Raw records
■ ■ ■ ■ ■

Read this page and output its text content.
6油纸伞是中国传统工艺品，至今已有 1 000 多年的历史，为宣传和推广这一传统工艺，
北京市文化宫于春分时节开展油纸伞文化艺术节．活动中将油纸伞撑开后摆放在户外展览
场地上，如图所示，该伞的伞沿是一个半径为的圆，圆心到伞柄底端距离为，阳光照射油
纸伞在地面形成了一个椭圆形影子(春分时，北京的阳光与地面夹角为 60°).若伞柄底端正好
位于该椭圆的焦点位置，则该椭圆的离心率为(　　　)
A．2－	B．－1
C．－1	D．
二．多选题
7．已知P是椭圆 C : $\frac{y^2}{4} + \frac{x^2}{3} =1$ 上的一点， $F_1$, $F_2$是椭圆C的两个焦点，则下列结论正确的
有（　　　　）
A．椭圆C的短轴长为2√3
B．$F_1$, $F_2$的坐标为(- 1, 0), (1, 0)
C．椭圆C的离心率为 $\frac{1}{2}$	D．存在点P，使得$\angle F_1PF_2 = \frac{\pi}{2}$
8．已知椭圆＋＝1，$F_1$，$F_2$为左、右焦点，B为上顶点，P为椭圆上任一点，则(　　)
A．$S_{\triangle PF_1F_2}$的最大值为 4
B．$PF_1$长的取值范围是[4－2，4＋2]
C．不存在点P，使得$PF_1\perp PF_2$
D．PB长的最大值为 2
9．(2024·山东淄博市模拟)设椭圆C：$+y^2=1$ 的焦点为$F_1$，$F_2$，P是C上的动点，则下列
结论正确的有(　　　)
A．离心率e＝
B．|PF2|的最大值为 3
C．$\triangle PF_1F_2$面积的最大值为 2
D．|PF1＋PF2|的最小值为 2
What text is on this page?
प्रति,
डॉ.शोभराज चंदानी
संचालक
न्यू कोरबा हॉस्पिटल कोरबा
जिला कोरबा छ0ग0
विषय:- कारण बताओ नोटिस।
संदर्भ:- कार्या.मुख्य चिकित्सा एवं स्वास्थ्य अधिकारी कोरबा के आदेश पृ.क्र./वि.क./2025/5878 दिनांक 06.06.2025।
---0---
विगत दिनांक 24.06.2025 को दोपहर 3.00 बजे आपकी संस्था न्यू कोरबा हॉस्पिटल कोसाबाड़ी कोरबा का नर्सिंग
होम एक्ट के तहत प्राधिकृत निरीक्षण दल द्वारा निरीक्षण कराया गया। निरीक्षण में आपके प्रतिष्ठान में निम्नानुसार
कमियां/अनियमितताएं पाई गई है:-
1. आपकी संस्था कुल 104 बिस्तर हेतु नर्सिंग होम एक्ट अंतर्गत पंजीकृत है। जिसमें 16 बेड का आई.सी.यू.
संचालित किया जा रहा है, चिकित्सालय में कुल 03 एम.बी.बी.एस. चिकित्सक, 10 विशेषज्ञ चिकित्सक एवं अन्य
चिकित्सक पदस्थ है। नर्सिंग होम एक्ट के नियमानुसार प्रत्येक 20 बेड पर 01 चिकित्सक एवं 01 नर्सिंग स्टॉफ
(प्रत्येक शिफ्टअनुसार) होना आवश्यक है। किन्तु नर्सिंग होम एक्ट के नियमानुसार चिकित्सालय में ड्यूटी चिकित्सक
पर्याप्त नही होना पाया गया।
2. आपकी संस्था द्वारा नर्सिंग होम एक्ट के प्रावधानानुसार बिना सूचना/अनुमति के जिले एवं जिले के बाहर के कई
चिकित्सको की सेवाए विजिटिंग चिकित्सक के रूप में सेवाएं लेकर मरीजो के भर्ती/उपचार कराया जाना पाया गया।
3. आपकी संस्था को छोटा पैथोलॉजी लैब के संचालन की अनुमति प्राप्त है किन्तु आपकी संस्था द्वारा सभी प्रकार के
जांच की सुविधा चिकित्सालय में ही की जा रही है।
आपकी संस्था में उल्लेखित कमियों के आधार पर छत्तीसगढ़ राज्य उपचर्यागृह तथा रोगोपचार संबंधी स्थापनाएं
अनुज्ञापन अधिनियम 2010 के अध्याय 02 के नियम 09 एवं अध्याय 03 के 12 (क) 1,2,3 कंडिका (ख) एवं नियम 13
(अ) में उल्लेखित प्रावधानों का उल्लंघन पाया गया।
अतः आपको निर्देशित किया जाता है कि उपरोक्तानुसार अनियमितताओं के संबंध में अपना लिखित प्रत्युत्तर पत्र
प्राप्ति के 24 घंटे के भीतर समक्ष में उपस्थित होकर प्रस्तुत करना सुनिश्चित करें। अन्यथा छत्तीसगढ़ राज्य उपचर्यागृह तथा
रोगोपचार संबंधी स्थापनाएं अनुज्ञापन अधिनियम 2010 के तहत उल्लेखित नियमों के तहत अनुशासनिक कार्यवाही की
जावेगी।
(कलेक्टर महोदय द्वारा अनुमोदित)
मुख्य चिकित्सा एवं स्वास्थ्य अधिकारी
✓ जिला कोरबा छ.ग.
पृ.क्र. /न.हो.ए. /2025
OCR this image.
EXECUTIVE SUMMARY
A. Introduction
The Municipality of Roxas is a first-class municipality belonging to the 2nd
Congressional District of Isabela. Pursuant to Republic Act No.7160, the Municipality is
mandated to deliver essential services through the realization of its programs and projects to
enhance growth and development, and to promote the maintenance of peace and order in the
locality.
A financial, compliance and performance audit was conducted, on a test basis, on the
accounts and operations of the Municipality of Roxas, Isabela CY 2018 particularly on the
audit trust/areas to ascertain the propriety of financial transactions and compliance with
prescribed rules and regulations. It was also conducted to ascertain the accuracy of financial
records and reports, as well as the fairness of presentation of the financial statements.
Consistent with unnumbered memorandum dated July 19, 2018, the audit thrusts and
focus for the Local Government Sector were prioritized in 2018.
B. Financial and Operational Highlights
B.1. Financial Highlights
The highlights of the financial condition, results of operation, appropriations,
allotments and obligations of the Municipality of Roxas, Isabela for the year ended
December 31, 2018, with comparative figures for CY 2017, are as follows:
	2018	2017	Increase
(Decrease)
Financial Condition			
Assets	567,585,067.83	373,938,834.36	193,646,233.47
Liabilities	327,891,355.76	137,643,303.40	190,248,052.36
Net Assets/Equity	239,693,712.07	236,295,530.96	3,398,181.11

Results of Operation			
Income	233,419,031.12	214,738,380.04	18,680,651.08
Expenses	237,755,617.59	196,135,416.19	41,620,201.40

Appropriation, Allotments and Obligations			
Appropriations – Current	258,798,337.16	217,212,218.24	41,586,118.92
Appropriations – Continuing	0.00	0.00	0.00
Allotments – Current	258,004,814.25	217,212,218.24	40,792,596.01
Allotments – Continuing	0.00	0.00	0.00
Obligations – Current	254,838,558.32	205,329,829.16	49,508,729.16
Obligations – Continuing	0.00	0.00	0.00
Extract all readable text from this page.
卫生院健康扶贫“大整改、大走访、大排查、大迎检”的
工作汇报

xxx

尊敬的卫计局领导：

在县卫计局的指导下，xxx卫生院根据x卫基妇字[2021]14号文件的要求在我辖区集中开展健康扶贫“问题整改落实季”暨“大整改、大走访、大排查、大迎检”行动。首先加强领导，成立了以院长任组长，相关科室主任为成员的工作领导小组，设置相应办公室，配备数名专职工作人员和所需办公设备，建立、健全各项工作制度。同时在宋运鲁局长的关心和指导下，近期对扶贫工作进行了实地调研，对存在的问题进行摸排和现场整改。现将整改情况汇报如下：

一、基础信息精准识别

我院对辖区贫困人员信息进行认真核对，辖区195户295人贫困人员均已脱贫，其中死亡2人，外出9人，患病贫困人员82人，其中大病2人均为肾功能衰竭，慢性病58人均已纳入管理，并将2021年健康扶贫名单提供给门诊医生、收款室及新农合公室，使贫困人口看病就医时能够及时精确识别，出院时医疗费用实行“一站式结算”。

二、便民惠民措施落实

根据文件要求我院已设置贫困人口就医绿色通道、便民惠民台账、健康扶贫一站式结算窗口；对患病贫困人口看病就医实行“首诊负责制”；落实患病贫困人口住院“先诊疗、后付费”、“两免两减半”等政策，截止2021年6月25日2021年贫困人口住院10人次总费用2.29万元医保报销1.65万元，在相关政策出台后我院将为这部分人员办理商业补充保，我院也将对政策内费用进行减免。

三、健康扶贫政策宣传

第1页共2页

■ ■ ■ ■ ■

WORK INSTRUCTIONS. Search the preceding listing for the word "this" and pull out every line that holds it.

WRITTEN RESPONSE.
Read this page and output its text content.
What text is on this page?
OCR this image.
Extract all readable text from this page.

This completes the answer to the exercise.